[Collected data]
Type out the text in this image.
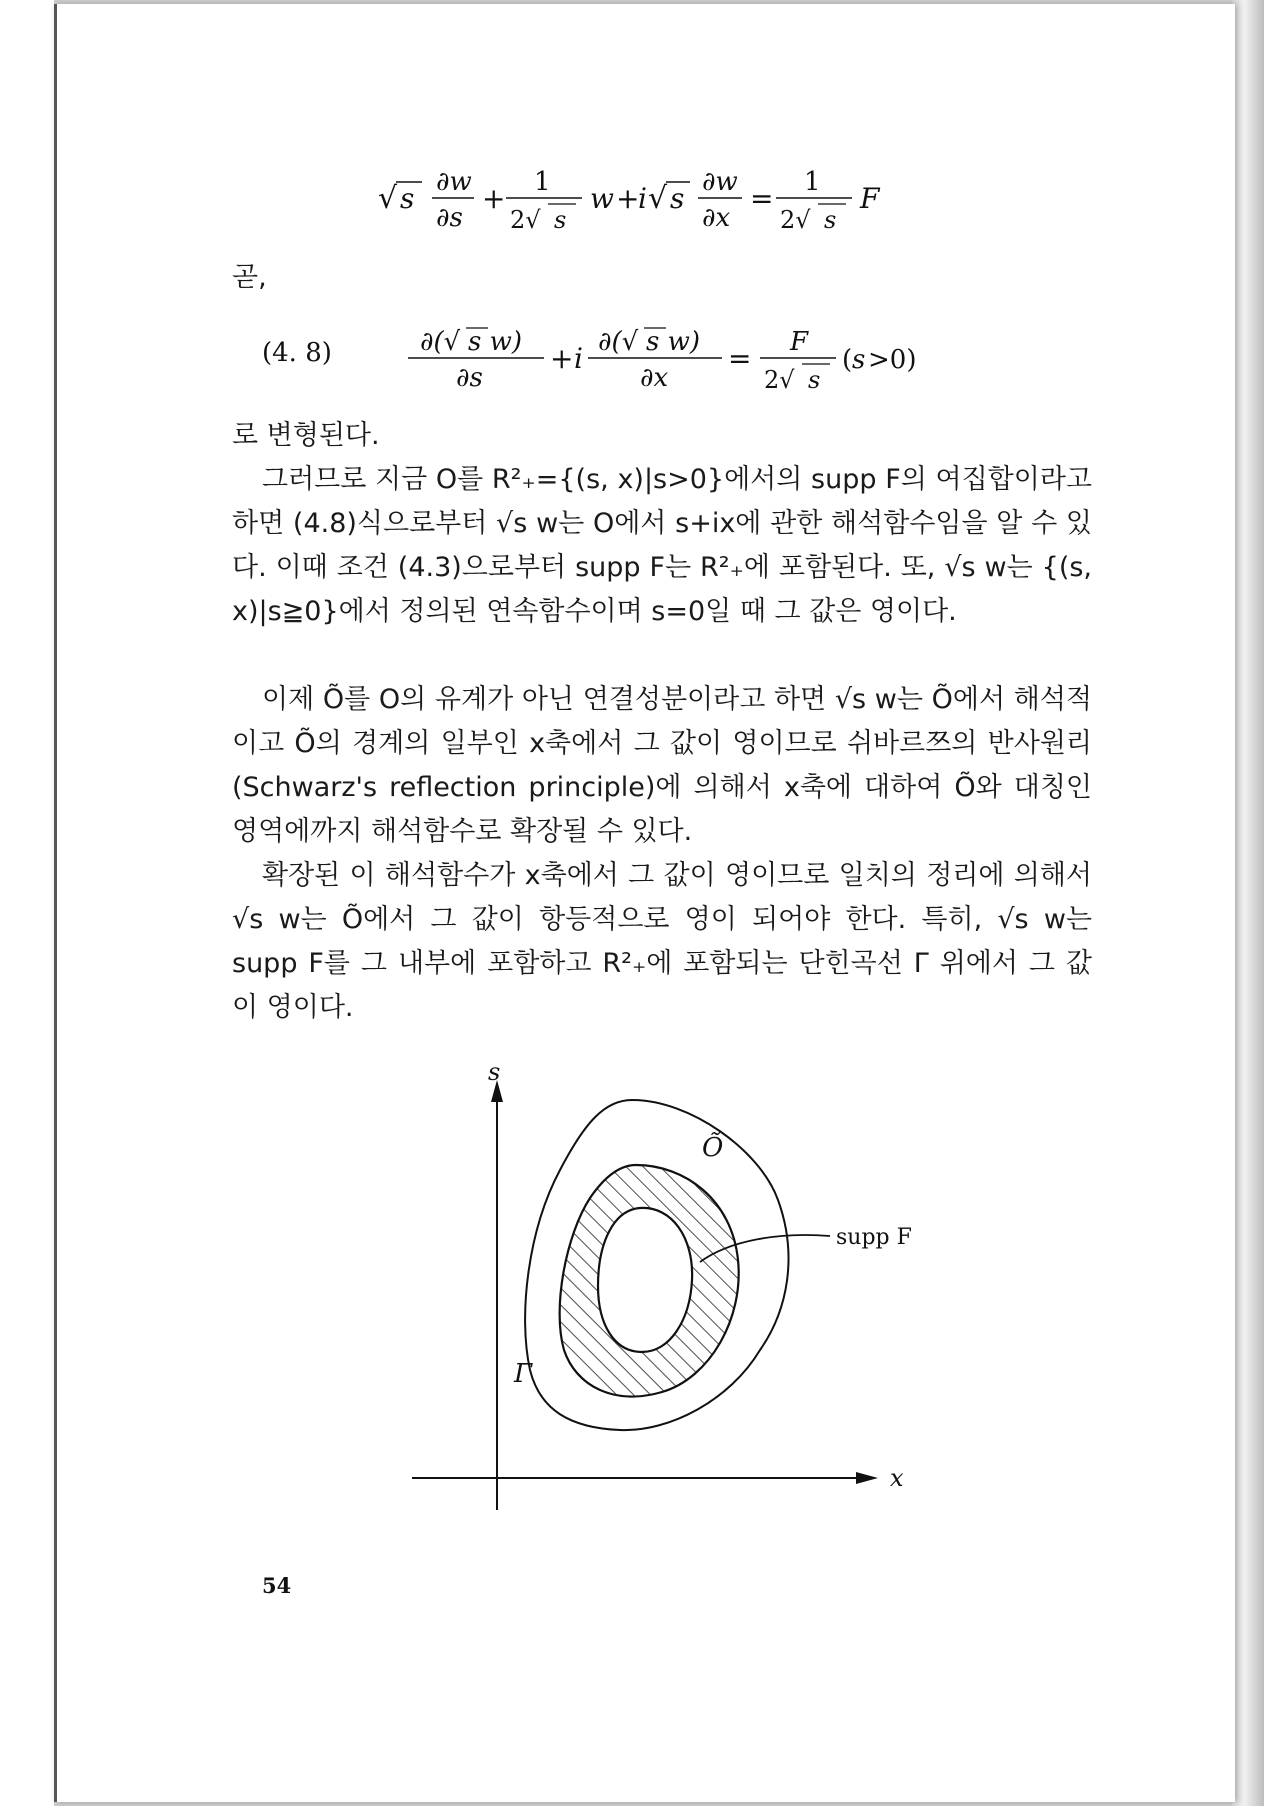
√ s ∂w
∂s
+ 1
2√ s
w +
i √ s ∂w
∂x
= 1
2√ s
F
곧,
(4. 8)	∂(√ s w)
∂s
+ i ∂(√ s w)
∂x
= F
2√ s
( s >0)
로 변형된다.

그러므로 지금 O를 R²₊={(s, x)|s>0}에서의 supp F의 여집합이라고 하면 (4.8)식으로부터 √s w는 O에서 s+ix에 관한 해석함수임을 알 수 있다. 이때 조건 (4.3)으로부터 supp F는 R²₊에 포함된다. 또, √s w는 {(s, x)|s≧0}에서 정의된 연속함수이며 s=0일 때 그 값은 영이다.

이제 Õ를 O의 유계가 아닌 연결성분이라고 하면 √s w는 Õ에서 해석적이고 Õ의 경계의 일부인 x축에서 그 값이 영이므로 쉬바르쯔의 반사원리(Schwarz's reflection principle)에 의해서 x축에 대하여 Õ와 대칭인 영역에까지 해석함수로 확장될 수 있다.

확장된 이 해석함수가 x축에서 그 값이 영이므로 일치의 정리에 의해서 √s w는 Õ에서 그 값이 항등적으로 영이 되어야 한다. 특히, √s w는 supp F를 그 내부에 포함하고 R²₊에 포함되는 단힌곡선 Γ 위에서 그 값이 영이다.

s
x
Õ
supp F
Γ
54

■ Exercise details ■
What you return should match the records above word for word, minus the pictures.

■ Response to the exercise ■
Type out the text in this image.
√ s ∂w
∂s
+ 1
2√ s
w +
i √ s ∂w
∂x
= 1
2√ s
F
곧,
(4. 8)	∂(√ s w)
∂s
+ i ∂(√ s w)
∂x
= F
2√ s
( s >0)
로 변형된다.

그러므로 지금 O를 R²₊={(s, x)|s>0}에서의 supp F의 여집합이라고 하면 (4.8)식으로부터 √s w는 O에서 s+ix에 관한 해석함수임을 알 수 있다. 이때 조건 (4.3)으로부터 supp F는 R²₊에 포함된다. 또, √s w는 {(s, x)|s≧0}에서 정의된 연속함수이며 s=0일 때 그 값은 영이다.

이제 Õ를 O의 유계가 아닌 연결성분이라고 하면 √s w는 Õ에서 해석적이고 Õ의 경계의 일부인 x축에서 그 값이 영이므로 쉬바르쯔의 반사원리(Schwarz's reflection principle)에 의해서 x축에 대하여 Õ와 대칭인 영역에까지 해석함수로 확장될 수 있다.

확장된 이 해석함수가 x축에서 그 값이 영이므로 일치의 정리에 의해서 √s w는 Õ에서 그 값이 항등적으로 영이 되어야 한다. 특히, √s w는 supp F를 그 내부에 포함하고 R²₊에 포함되는 단힌곡선 Γ 위에서 그 값이 영이다.

s
x
Õ
supp F
Γ
54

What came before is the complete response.